**WHAT YOU WILL DO**
Reproduce word for word the lines from the first one up to and including the line with "series-line-orange: [647, 65, 1053, 254]", and nothing else.

Dataset rows:
━━━━━━━━━━━━━━━━━━━━━━━━━━━━━━

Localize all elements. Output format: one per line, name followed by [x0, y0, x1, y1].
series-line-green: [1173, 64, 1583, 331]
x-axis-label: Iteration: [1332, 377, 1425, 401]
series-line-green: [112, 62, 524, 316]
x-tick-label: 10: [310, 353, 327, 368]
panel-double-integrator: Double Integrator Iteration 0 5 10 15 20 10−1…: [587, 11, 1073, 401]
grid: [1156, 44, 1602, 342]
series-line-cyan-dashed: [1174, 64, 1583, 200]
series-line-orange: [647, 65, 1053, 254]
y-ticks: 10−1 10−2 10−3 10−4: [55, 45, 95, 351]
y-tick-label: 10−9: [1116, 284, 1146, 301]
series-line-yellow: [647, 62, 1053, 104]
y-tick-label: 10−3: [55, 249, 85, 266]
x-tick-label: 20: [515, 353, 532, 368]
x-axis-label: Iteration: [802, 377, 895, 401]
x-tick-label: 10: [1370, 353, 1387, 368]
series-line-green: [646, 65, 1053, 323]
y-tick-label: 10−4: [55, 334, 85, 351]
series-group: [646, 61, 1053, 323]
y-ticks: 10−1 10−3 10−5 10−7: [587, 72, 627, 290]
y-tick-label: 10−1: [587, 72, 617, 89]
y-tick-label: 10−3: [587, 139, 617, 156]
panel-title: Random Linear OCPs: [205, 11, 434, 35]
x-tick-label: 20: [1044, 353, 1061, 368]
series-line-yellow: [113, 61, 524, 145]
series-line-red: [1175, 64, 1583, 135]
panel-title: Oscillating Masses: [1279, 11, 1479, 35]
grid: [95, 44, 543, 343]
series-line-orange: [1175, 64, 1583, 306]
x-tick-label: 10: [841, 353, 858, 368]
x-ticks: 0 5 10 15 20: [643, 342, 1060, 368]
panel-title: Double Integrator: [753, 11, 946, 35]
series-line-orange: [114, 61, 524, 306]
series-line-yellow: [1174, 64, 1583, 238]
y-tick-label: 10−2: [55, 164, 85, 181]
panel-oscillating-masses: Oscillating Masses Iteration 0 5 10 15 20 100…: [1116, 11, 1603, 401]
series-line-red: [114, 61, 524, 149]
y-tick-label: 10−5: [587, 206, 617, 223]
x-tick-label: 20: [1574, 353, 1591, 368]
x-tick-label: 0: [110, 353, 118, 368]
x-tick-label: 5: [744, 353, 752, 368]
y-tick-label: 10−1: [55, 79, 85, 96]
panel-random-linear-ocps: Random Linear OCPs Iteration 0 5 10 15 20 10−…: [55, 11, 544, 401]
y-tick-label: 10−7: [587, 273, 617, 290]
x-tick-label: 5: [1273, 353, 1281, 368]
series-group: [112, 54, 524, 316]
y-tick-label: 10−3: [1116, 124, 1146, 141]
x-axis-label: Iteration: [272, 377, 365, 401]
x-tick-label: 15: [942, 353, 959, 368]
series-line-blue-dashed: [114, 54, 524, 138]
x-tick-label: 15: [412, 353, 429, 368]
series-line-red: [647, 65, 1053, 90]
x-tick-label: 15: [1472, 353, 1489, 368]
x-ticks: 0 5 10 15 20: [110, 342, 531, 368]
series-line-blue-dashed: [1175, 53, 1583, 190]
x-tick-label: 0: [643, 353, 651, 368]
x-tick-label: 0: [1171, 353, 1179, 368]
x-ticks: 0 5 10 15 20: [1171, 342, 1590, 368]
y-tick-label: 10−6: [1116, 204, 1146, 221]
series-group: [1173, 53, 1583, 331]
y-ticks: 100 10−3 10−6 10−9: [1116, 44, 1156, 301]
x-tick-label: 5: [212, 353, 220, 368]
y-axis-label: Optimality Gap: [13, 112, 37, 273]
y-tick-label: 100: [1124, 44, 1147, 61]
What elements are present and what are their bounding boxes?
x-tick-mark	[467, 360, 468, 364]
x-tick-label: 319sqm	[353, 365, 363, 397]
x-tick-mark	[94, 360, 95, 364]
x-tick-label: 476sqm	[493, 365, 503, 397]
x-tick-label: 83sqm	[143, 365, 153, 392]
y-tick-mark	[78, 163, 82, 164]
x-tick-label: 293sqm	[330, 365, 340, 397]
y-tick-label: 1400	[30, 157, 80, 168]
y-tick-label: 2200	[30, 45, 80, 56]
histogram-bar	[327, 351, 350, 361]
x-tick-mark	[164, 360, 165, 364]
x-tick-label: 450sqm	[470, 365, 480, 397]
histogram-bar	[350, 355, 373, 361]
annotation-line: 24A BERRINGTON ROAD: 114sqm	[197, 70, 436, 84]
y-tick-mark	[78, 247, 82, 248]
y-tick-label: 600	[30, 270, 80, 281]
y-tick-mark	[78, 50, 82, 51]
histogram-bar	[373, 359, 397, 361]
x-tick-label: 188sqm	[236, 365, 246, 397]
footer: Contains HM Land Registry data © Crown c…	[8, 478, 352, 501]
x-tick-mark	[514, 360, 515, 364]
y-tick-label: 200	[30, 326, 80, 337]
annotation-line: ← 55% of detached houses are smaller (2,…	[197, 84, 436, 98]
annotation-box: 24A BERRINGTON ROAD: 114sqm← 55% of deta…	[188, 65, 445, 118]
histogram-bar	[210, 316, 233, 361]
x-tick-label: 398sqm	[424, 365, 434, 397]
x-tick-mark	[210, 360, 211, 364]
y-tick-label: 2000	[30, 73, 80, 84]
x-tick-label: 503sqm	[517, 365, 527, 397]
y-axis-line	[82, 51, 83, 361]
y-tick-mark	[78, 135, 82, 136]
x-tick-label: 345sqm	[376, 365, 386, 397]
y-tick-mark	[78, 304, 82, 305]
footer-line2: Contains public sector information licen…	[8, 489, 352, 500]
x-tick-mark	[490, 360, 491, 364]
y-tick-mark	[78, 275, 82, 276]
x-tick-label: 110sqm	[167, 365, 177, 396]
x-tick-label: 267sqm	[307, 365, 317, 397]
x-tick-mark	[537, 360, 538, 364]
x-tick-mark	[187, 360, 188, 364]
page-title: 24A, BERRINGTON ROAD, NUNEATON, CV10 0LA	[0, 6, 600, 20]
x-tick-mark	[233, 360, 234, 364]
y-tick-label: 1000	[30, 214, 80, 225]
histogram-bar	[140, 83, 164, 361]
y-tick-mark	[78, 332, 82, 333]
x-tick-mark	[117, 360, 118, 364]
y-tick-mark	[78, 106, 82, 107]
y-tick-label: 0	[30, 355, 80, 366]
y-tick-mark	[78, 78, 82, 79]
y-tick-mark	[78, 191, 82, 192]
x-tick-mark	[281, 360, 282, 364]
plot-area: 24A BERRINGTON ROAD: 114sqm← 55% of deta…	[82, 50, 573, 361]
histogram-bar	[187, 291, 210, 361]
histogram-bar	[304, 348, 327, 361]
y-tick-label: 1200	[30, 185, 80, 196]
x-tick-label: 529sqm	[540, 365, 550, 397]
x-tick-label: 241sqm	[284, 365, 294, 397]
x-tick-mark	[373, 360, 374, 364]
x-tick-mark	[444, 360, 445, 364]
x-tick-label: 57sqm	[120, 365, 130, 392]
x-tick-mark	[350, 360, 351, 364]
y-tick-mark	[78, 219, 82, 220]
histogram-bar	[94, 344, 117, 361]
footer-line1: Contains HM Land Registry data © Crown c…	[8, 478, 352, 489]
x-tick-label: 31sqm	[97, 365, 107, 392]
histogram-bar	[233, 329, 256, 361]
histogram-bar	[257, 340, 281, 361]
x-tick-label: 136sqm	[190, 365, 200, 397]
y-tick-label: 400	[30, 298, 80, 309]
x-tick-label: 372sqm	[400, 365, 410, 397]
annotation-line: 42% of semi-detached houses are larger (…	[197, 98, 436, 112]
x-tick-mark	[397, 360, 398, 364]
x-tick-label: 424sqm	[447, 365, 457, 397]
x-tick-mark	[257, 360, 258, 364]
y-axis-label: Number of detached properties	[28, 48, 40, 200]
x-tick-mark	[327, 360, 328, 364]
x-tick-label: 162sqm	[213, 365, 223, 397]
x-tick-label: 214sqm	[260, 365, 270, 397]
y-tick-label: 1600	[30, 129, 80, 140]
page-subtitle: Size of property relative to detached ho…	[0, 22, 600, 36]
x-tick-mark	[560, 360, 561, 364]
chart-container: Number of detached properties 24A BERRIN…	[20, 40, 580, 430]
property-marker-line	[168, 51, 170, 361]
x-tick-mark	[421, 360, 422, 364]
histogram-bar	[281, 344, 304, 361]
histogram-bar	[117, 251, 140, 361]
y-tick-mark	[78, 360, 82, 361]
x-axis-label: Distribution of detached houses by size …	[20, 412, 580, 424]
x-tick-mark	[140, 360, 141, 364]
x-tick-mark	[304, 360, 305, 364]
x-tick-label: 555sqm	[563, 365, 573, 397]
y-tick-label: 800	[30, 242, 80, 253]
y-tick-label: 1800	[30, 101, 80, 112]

━━━━━━━━━━━━━━━━━━━━━━━━━━━━━━

**EXERCISE ANSWER**
Localize all elements. Output format: one per line, name followed by [x0, y0, x1, y1].
series-line-green: [1173, 64, 1583, 331]
x-axis-label: Iteration: [1332, 377, 1425, 401]
series-line-green: [112, 62, 524, 316]
x-tick-label: 10: [310, 353, 327, 368]
panel-double-integrator: Double Integrator Iteration 0 5 10 15 20 10−1…: [587, 11, 1073, 401]
grid: [1156, 44, 1602, 342]
series-line-cyan-dashed: [1174, 64, 1583, 200]
series-line-orange: [647, 65, 1053, 254]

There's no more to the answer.